# [REQUIRED WORK]
With the pictures omitted, write out the entries that follow exactly as they stand.

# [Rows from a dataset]
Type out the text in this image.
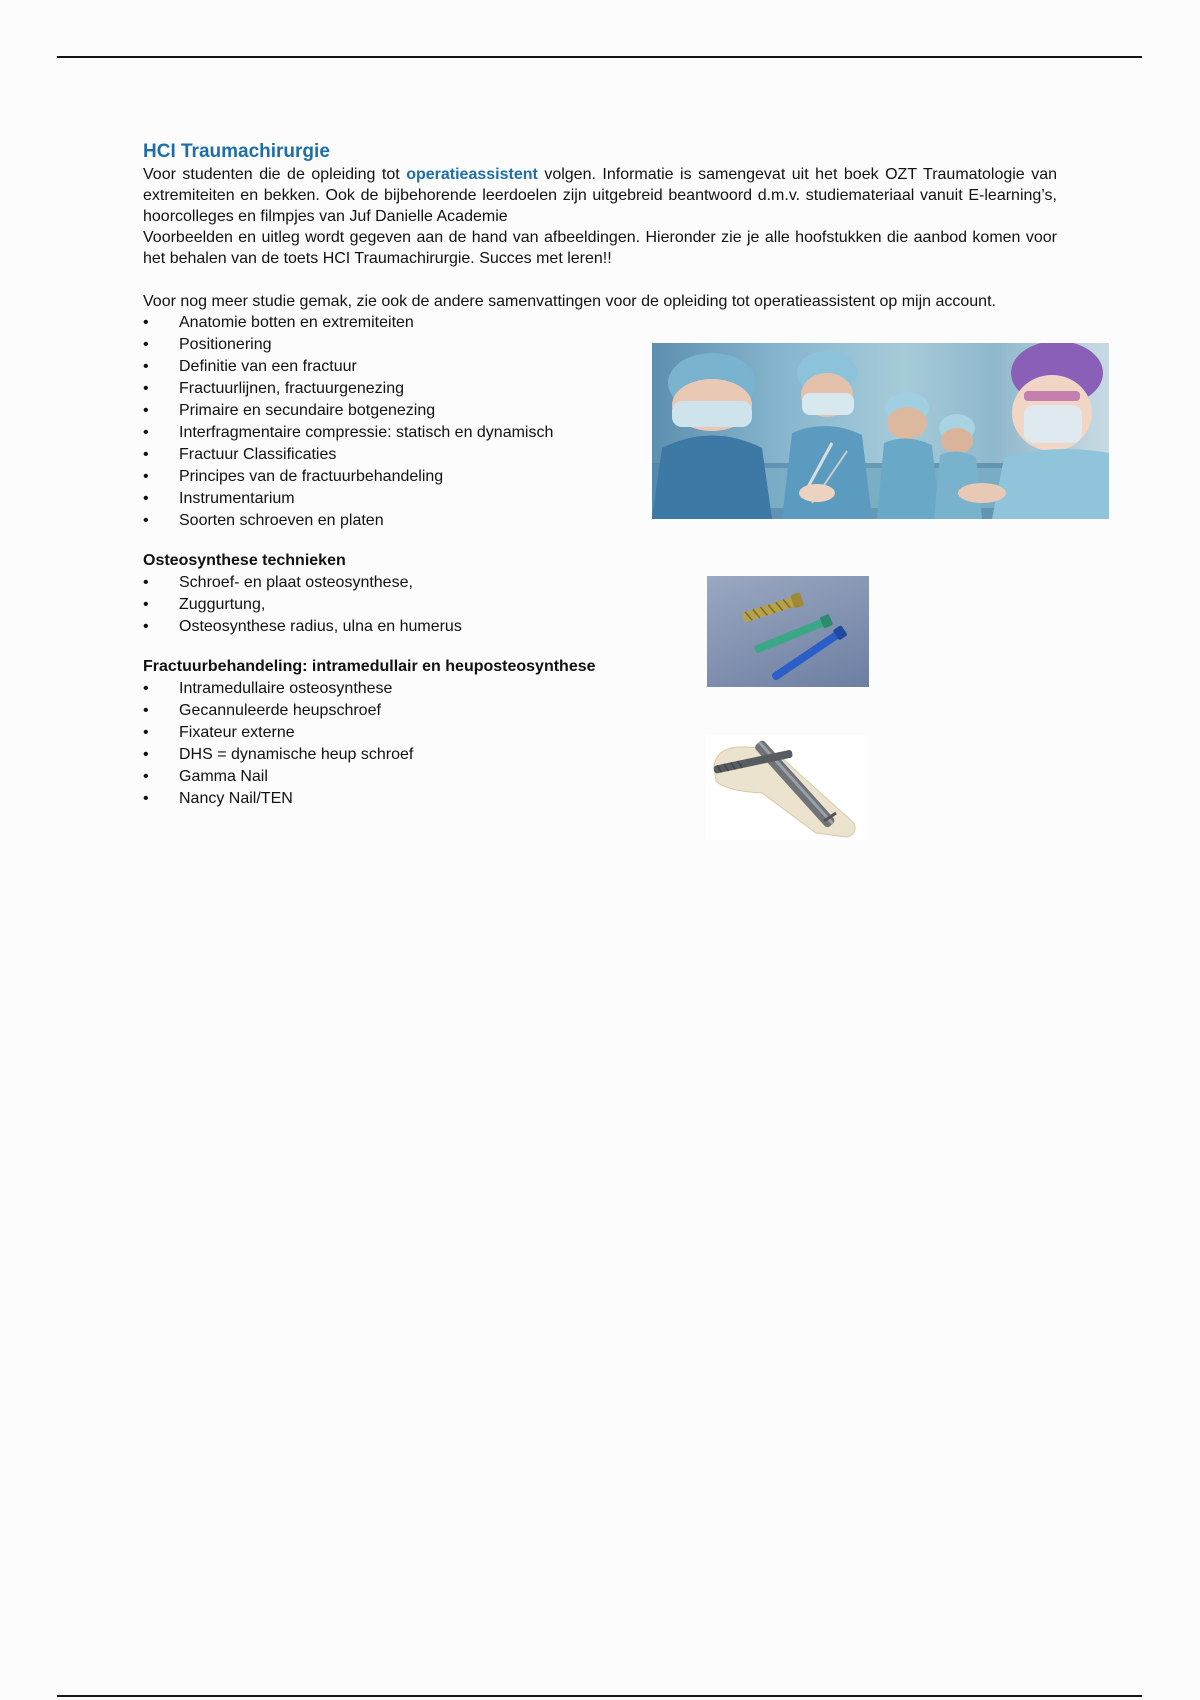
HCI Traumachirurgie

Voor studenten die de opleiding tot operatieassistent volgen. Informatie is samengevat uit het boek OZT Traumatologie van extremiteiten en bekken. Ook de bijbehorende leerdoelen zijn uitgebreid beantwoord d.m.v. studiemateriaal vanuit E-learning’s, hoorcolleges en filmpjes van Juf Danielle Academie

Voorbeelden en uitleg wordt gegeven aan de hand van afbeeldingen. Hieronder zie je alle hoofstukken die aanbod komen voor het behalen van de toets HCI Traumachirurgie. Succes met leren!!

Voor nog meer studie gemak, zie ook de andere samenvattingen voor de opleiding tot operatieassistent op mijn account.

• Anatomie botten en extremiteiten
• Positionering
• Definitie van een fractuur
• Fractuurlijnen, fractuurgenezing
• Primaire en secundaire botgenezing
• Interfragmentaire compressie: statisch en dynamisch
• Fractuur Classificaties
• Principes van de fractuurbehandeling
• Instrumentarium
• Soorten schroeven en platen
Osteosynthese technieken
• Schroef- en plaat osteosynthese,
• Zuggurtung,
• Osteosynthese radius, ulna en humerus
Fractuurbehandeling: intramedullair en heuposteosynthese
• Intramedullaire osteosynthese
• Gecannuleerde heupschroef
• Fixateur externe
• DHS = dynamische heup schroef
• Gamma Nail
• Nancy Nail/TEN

# [FINISHED TASK]
Type out the text in this image.
HCI Traumachirurgie

Voor studenten die de opleiding tot operatieassistent volgen. Informatie is samengevat uit het boek OZT Traumatologie van extremiteiten en bekken. Ook de bijbehorende leerdoelen zijn uitgebreid beantwoord d.m.v. studiemateriaal vanuit E-learning’s, hoorcolleges en filmpjes van Juf Danielle Academie

Voorbeelden en uitleg wordt gegeven aan de hand van afbeeldingen. Hieronder zie je alle hoofstukken die aanbod komen voor het behalen van de toets HCI Traumachirurgie. Succes met leren!!

Voor nog meer studie gemak, zie ook de andere samenvattingen voor de opleiding tot operatieassistent op mijn account.

• Anatomie botten en extremiteiten
• Positionering
• Definitie van een fractuur
• Fractuurlijnen, fractuurgenezing
• Primaire en secundaire botgenezing
• Interfragmentaire compressie: statisch en dynamisch
• Fractuur Classificaties
• Principes van de fractuurbehandeling
• Instrumentarium
• Soorten schroeven en platen
Osteosynthese technieken
• Schroef- en plaat osteosynthese,
• Zuggurtung,
• Osteosynthese radius, ulna en humerus
Fractuurbehandeling: intramedullair en heuposteosynthese
• Intramedullaire osteosynthese
• Gecannuleerde heupschroef
• Fixateur externe
• DHS = dynamische heup schroef
• Gamma Nail
• Nancy Nail/TEN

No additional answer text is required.